Your task: Copy every line from the data below in which the string "zoning" can be found.

Exercise material:

[BEGIN]

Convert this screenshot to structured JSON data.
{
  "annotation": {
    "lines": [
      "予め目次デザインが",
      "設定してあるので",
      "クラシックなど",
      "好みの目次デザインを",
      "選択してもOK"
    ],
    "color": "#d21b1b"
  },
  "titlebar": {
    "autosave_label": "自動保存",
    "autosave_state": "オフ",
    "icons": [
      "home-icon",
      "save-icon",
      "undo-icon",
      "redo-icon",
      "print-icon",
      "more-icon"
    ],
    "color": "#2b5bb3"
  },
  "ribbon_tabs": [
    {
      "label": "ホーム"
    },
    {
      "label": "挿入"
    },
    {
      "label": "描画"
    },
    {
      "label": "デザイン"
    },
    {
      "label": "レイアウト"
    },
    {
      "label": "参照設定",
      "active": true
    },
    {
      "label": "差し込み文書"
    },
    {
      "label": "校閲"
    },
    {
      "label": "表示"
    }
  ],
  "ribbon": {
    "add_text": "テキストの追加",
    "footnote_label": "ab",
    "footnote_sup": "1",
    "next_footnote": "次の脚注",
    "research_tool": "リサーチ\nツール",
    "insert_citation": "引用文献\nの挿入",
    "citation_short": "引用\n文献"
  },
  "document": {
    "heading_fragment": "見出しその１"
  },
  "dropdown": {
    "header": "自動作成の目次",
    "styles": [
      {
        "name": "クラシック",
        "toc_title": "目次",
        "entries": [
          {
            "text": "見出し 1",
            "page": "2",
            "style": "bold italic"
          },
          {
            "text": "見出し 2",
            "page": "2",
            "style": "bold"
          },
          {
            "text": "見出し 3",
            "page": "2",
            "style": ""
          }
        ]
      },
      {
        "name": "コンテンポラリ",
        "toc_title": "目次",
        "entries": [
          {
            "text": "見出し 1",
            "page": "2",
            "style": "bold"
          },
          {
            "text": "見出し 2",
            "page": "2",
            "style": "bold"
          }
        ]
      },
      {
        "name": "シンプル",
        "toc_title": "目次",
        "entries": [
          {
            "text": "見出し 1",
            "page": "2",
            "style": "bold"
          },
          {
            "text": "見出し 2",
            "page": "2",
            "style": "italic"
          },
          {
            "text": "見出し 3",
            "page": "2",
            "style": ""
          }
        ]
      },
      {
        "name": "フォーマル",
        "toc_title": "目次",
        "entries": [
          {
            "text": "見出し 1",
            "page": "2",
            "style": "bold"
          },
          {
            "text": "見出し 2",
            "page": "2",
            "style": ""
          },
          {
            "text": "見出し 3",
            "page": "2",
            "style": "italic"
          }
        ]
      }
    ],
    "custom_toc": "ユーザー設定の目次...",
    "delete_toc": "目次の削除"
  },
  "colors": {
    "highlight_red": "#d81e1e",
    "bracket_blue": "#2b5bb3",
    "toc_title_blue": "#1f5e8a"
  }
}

[END]
[BEGIN]

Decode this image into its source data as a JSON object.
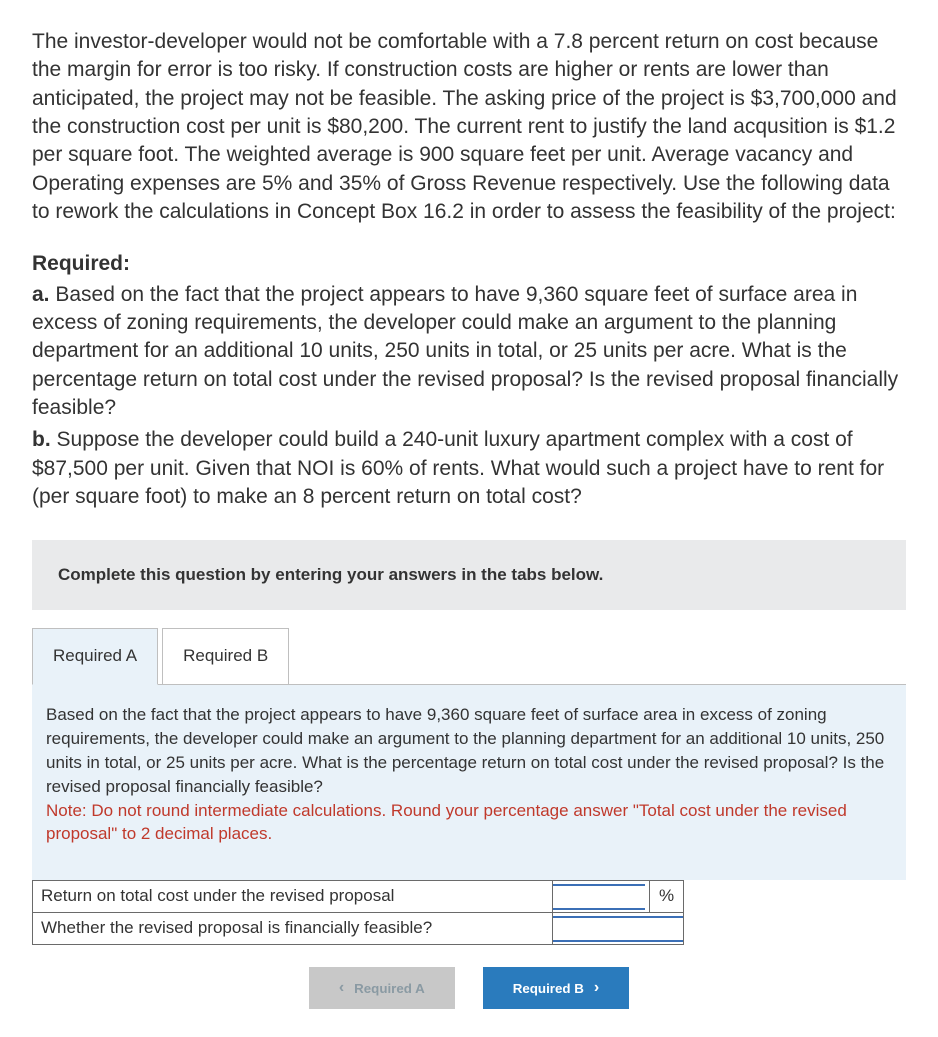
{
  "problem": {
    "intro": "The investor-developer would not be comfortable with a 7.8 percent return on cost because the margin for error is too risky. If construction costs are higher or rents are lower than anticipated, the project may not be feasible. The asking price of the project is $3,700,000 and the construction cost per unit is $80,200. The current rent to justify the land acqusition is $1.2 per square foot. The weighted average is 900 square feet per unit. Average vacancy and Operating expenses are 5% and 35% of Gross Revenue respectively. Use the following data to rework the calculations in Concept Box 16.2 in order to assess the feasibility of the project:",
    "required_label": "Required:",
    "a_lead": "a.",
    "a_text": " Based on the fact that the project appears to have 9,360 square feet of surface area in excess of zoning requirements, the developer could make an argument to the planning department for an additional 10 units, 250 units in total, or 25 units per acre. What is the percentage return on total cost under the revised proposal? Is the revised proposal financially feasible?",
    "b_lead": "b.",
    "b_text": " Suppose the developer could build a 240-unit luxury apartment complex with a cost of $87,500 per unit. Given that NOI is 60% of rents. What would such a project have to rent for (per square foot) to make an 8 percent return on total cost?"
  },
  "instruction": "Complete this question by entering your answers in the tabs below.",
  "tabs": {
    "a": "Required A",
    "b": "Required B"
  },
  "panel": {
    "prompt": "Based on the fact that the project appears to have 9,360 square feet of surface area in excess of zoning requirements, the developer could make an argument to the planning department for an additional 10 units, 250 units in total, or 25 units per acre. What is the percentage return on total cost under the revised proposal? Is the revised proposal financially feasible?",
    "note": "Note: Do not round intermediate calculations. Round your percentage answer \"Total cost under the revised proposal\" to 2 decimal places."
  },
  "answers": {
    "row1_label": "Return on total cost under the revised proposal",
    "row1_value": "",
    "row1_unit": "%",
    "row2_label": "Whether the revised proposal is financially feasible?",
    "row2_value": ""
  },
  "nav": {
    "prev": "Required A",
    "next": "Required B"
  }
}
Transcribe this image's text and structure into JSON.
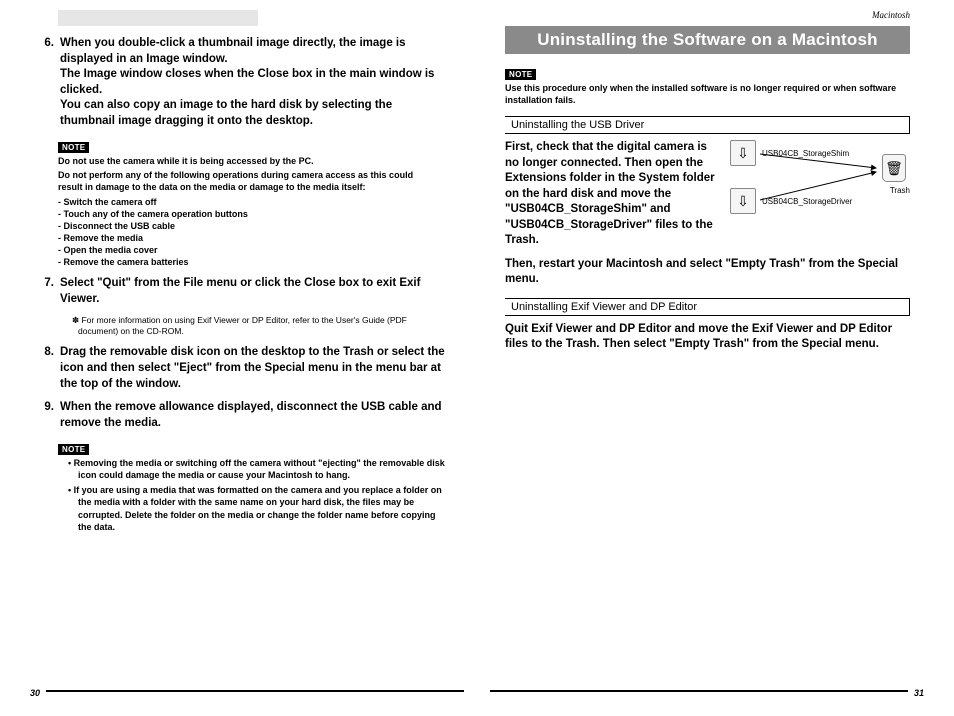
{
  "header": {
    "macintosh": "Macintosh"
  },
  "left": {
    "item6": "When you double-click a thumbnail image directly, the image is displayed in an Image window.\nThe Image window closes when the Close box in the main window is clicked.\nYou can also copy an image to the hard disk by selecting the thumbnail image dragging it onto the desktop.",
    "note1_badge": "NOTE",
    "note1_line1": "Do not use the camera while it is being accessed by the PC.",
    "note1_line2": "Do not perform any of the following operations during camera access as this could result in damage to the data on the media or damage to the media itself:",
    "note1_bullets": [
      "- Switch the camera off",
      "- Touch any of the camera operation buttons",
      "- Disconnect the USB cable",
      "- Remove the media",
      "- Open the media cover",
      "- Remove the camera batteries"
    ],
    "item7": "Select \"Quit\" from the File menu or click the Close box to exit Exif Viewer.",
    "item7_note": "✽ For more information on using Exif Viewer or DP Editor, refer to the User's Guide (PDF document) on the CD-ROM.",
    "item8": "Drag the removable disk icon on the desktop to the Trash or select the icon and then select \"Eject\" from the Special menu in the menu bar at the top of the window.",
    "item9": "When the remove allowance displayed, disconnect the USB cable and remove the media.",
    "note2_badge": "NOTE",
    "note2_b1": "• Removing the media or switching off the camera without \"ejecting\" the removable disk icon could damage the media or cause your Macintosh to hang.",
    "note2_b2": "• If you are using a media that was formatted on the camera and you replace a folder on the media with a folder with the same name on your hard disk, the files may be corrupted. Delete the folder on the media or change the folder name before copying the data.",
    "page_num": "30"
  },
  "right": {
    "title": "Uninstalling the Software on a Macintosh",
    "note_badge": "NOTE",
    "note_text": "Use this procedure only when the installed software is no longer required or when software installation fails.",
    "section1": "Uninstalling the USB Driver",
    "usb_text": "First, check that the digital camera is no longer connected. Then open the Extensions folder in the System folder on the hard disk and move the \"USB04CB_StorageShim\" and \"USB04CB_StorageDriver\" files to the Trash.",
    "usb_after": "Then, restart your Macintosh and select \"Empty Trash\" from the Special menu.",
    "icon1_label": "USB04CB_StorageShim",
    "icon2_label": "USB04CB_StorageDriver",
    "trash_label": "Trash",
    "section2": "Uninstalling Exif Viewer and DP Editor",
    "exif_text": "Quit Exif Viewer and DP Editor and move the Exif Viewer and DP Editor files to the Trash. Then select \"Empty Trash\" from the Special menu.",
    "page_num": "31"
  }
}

[END]
[BEGIN]

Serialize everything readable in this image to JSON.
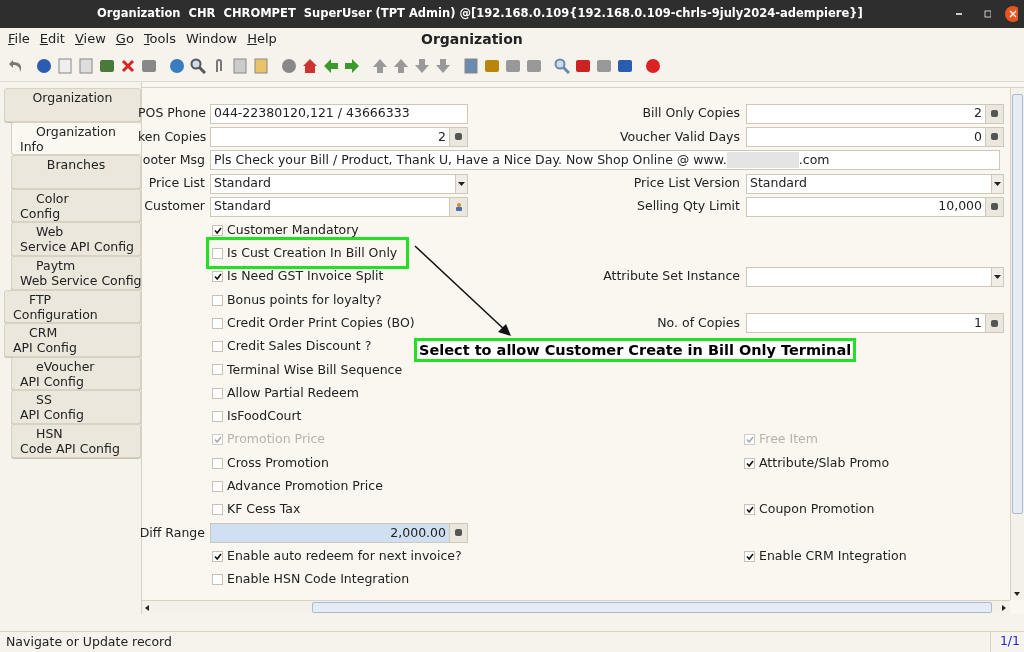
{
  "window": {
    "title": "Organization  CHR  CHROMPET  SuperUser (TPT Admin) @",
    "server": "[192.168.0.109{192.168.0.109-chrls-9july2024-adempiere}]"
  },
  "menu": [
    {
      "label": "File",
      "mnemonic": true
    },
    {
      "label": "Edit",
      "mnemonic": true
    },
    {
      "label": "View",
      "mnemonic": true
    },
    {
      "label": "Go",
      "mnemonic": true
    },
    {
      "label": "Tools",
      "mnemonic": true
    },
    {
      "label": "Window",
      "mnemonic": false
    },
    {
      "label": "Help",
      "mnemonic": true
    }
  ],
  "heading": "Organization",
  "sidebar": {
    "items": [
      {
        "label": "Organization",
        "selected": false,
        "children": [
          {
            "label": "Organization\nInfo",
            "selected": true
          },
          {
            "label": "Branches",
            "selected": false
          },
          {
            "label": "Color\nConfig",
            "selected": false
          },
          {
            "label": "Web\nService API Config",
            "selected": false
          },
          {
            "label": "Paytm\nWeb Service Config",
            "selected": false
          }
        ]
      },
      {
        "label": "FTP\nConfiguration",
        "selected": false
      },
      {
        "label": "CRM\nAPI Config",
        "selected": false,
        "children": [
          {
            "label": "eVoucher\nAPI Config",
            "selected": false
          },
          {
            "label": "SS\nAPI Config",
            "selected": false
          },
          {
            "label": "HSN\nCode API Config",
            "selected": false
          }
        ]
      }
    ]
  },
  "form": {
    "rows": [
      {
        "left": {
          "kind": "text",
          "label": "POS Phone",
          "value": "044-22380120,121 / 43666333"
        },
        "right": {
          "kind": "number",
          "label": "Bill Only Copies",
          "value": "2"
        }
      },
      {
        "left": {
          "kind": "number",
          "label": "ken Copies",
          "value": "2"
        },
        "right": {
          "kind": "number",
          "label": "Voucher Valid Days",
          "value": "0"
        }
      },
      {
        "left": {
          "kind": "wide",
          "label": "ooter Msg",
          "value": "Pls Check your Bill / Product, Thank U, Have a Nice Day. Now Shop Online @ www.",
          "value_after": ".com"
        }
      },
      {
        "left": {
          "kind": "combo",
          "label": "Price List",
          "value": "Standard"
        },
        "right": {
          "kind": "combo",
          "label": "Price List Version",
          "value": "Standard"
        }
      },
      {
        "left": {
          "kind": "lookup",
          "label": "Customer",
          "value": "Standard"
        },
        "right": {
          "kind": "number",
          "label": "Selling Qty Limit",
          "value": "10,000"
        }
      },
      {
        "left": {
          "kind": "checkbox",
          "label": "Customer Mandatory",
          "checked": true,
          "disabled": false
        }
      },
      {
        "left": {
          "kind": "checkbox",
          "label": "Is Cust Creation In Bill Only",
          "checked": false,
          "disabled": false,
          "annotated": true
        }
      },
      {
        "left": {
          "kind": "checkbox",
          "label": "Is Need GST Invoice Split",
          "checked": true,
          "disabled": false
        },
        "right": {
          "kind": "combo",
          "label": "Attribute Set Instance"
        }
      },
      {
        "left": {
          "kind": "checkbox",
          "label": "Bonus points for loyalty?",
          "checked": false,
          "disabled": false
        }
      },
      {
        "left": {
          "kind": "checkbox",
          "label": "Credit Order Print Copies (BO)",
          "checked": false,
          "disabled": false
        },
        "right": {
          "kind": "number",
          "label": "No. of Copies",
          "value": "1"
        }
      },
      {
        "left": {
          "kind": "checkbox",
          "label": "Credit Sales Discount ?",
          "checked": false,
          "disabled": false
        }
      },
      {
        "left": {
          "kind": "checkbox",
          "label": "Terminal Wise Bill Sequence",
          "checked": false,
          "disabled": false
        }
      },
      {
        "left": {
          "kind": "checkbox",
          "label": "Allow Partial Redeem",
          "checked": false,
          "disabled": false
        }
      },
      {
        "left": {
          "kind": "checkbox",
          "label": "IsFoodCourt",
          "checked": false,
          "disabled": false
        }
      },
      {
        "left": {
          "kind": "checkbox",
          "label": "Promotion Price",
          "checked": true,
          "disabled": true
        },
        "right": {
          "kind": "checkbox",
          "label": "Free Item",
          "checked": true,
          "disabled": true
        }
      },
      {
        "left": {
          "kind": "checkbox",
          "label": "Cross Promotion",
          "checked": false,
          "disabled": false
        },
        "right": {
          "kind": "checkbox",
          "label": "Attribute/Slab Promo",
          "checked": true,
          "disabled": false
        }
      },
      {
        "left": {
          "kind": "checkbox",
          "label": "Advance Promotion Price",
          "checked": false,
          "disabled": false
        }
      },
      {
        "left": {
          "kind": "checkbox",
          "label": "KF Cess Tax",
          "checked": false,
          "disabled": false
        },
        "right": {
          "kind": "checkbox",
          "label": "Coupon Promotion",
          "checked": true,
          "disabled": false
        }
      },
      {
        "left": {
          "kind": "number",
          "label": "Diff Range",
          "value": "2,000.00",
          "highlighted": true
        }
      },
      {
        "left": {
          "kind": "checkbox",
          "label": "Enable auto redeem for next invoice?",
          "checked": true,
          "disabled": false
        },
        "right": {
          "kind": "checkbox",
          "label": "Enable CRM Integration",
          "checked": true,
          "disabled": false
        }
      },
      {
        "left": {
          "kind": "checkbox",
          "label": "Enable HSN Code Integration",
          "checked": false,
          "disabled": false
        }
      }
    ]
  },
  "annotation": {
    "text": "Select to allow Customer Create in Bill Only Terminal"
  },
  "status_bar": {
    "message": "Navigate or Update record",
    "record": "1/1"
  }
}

[END]

Output:
    "a_text": " Based on the fact that the project appears to have 9,360 square feet of surface area in excess of zoning requirements, the developer could make an argument to the planning department for an additional 10 units, 250 units in total, or 25 units per acre. What is the percentage return on total cost under the revised proposal? Is the revised proposal financially feasible?",
    "prompt": "Based on the fact that the project appears to have 9,360 square feet of surface area in excess of zoning requirements, the developer could make an argument to the planning department for an additional 10 units, 250 units in total, or 25 units per acre. What is the percentage return on total cost under the revised proposal? Is the revised proposal financially feasible?",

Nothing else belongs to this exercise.